Given task: Scan the data. Collect each line that contains the word "Total".

Entries:

— Begin —

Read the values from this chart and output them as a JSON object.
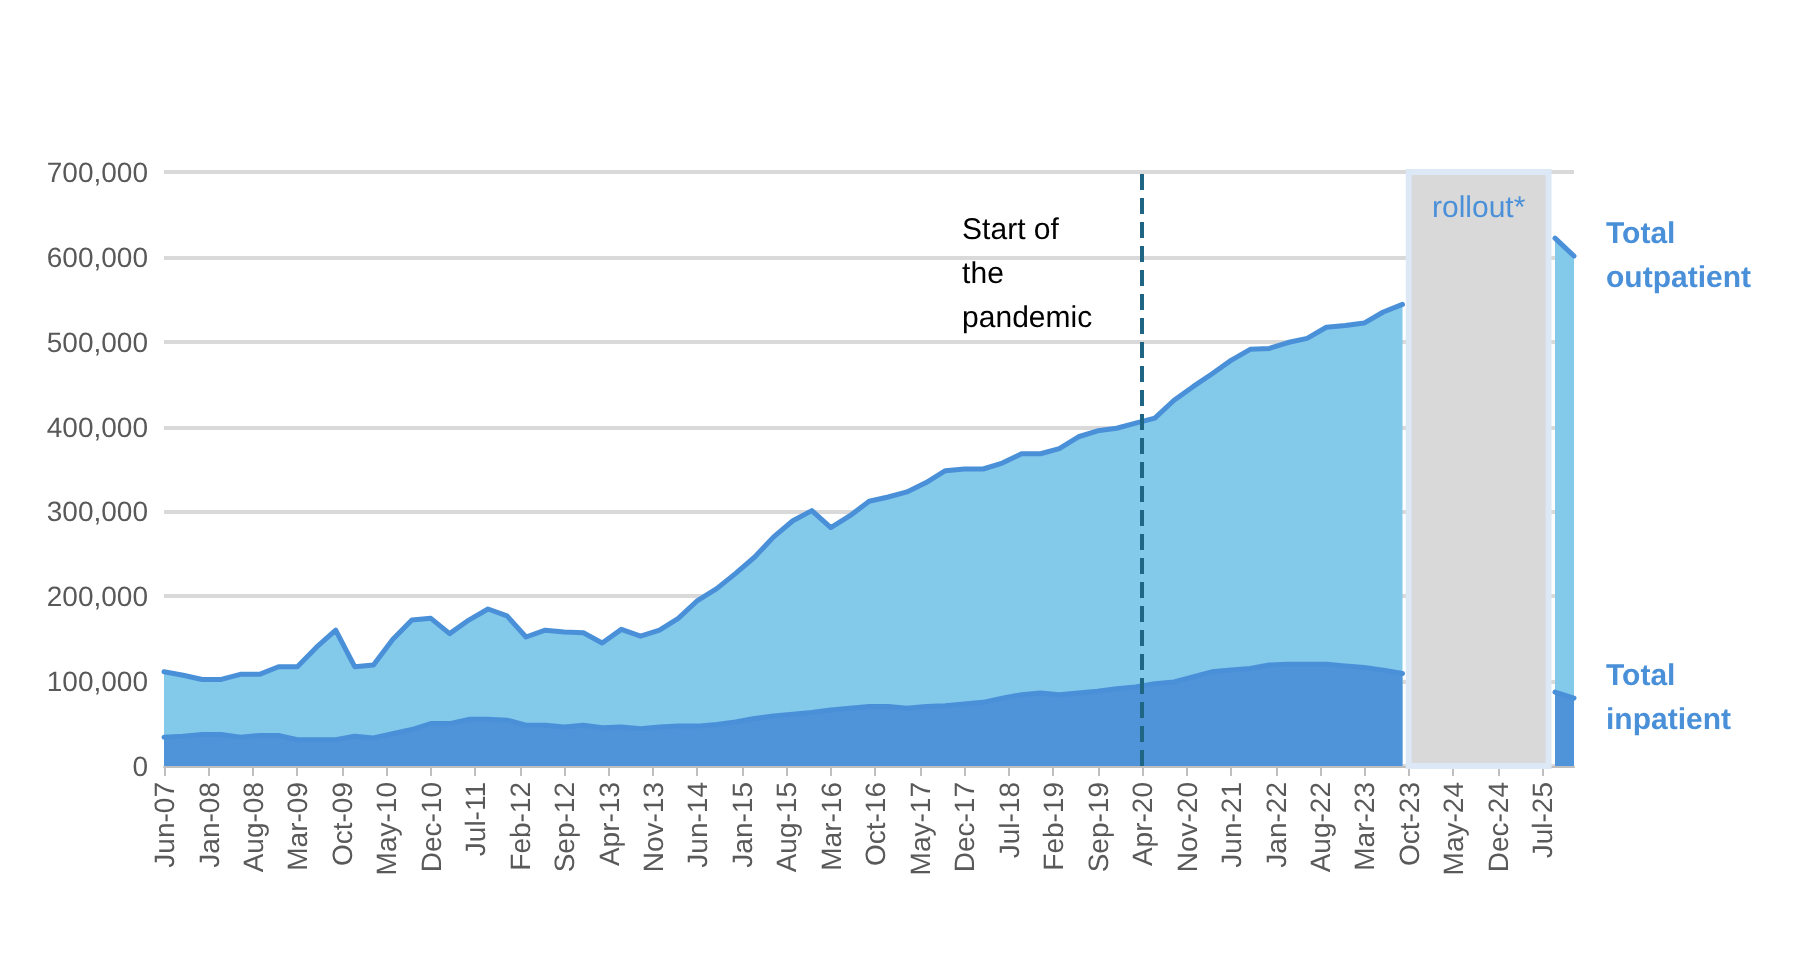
{
  "chart_data": {
    "type": "area",
    "x": [
      "2007-06",
      "2007-09",
      "2007-12",
      "2008-03",
      "2008-06",
      "2008-09",
      "2008-12",
      "2009-03",
      "2009-06",
      "2009-09",
      "2009-12",
      "2010-03",
      "2010-06",
      "2010-09",
      "2010-12",
      "2011-03",
      "2011-06",
      "2011-09",
      "2011-12",
      "2012-03",
      "2012-06",
      "2012-09",
      "2012-12",
      "2013-03",
      "2013-06",
      "2013-09",
      "2013-12",
      "2014-03",
      "2014-06",
      "2014-09",
      "2014-12",
      "2015-03",
      "2015-06",
      "2015-09",
      "2015-12",
      "2016-03",
      "2016-06",
      "2016-09",
      "2016-12",
      "2017-03",
      "2017-06",
      "2017-09",
      "2017-12",
      "2018-03",
      "2018-06",
      "2018-09",
      "2018-12",
      "2019-03",
      "2019-06",
      "2019-09",
      "2019-12",
      "2020-03",
      "2020-06",
      "2020-09",
      "2020-12",
      "2021-03",
      "2021-06",
      "2021-09",
      "2021-12",
      "2022-03",
      "2022-06",
      "2022-09",
      "2022-12",
      "2023-03",
      "2023-06",
      "2023-09",
      "2023-12",
      "2024-03",
      "2024-06",
      "2024-09",
      "2024-12",
      "2025-03",
      "2025-06",
      "2025-09",
      "2025-12"
    ],
    "series": [
      {
        "name": "Total outpatient",
        "color": "#82c9ea",
        "values": [
          111000,
          107000,
          102000,
          102000,
          108000,
          108000,
          117000,
          117000,
          140000,
          160000,
          117000,
          119000,
          149000,
          172000,
          174000,
          156000,
          172000,
          185000,
          177000,
          152000,
          160000,
          158000,
          157000,
          145000,
          161000,
          153000,
          160000,
          174000,
          195000,
          209000,
          227000,
          246000,
          270000,
          289000,
          301000,
          281000,
          295000,
          312000,
          317000,
          323000,
          334000,
          348000,
          350000,
          350000,
          357000,
          368000,
          368000,
          374000,
          388000,
          395000,
          398000,
          404000,
          410000,
          431000,
          447000,
          462000,
          478000,
          491000,
          492000,
          499000,
          504000,
          517000,
          519000,
          522000,
          535000,
          544000,
          null,
          null,
          null,
          null,
          null,
          null,
          null,
          622000,
          601000
        ]
      },
      {
        "name": "Total inpatient",
        "color": "#4f94d8",
        "values": [
          34000,
          35000,
          37000,
          37000,
          34000,
          36000,
          36000,
          31000,
          31000,
          31000,
          35000,
          33000,
          38000,
          43000,
          50000,
          50000,
          55000,
          55000,
          54000,
          48000,
          48000,
          46000,
          48000,
          45000,
          46000,
          44000,
          46000,
          47000,
          47000,
          49000,
          52000,
          56000,
          59000,
          61000,
          63000,
          66000,
          68000,
          70000,
          70000,
          68000,
          70000,
          71000,
          73000,
          75000,
          80000,
          84000,
          86000,
          84000,
          86000,
          88000,
          91000,
          93000,
          97000,
          99000,
          105000,
          111000,
          113000,
          115000,
          119000,
          120000,
          120000,
          120000,
          118000,
          116000,
          113000,
          109000,
          null,
          null,
          null,
          null,
          null,
          null,
          null,
          87000,
          80000
        ]
      }
    ],
    "xlim": [
      "2007-06",
      "2025-12"
    ],
    "xticks": [
      {
        "value": "2007-06",
        "label": "Jun-07"
      },
      {
        "value": "2008-01",
        "label": "Jan-08"
      },
      {
        "value": "2008-08",
        "label": "Aug-08"
      },
      {
        "value": "2009-03",
        "label": "Mar-09"
      },
      {
        "value": "2009-10",
        "label": "Oct-09"
      },
      {
        "value": "2010-05",
        "label": "May-10"
      },
      {
        "value": "2010-12",
        "label": "Dec-10"
      },
      {
        "value": "2011-07",
        "label": "Jul-11"
      },
      {
        "value": "2012-02",
        "label": "Feb-12"
      },
      {
        "value": "2012-09",
        "label": "Sep-12"
      },
      {
        "value": "2013-04",
        "label": "Apr-13"
      },
      {
        "value": "2013-11",
        "label": "Nov-13"
      },
      {
        "value": "2014-06",
        "label": "Jun-14"
      },
      {
        "value": "2015-01",
        "label": "Jan-15"
      },
      {
        "value": "2015-08",
        "label": "Aug-15"
      },
      {
        "value": "2016-03",
        "label": "Mar-16"
      },
      {
        "value": "2016-10",
        "label": "Oct-16"
      },
      {
        "value": "2017-05",
        "label": "May-17"
      },
      {
        "value": "2017-12",
        "label": "Dec-17"
      },
      {
        "value": "2018-07",
        "label": "Jul-18"
      },
      {
        "value": "2019-02",
        "label": "Feb-19"
      },
      {
        "value": "2019-09",
        "label": "Sep-19"
      },
      {
        "value": "2020-04",
        "label": "Apr-20"
      },
      {
        "value": "2020-11",
        "label": "Nov-20"
      },
      {
        "value": "2021-06",
        "label": "Jun-21"
      },
      {
        "value": "2022-01",
        "label": "Jan-22"
      },
      {
        "value": "2022-08",
        "label": "Aug-22"
      },
      {
        "value": "2023-03",
        "label": "Mar-23"
      },
      {
        "value": "2023-10",
        "label": "Oct-23"
      },
      {
        "value": "2024-05",
        "label": "May-24"
      },
      {
        "value": "2024-12",
        "label": "Dec-24"
      },
      {
        "value": "2025-07",
        "label": "Jul-25"
      }
    ],
    "ylim": [
      0,
      700000
    ],
    "yticks": [
      0,
      {
        "value": 100000,
        "label": "100,000"
      },
      {
        "value": 200000,
        "label": "200,000"
      },
      {
        "value": 300000,
        "label": "300,000"
      },
      {
        "value": 400000,
        "label": "400,000"
      },
      {
        "value": 500000,
        "label": "500,000"
      },
      {
        "value": 600000,
        "label": "600,000"
      },
      {
        "value": 700000,
        "label": "700,000"
      }
    ],
    "grid": "y",
    "legend": false,
    "marker": "none",
    "line_style": "solid",
    "ref_lines": [
      {
        "axis": "x",
        "value": "2020-04",
        "label": "Start of the pandemic",
        "color": "#1f6584",
        "line_style": "dashed"
      }
    ],
    "bands": [
      {
        "axis": "x",
        "from": "2023-10",
        "to": "2025-08",
        "label": "rollout*",
        "color": "#d9d9d9"
      }
    ]
  }
}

— End —

Full solution:
        "name": "Total outpatient",
        "name": "Total inpatient",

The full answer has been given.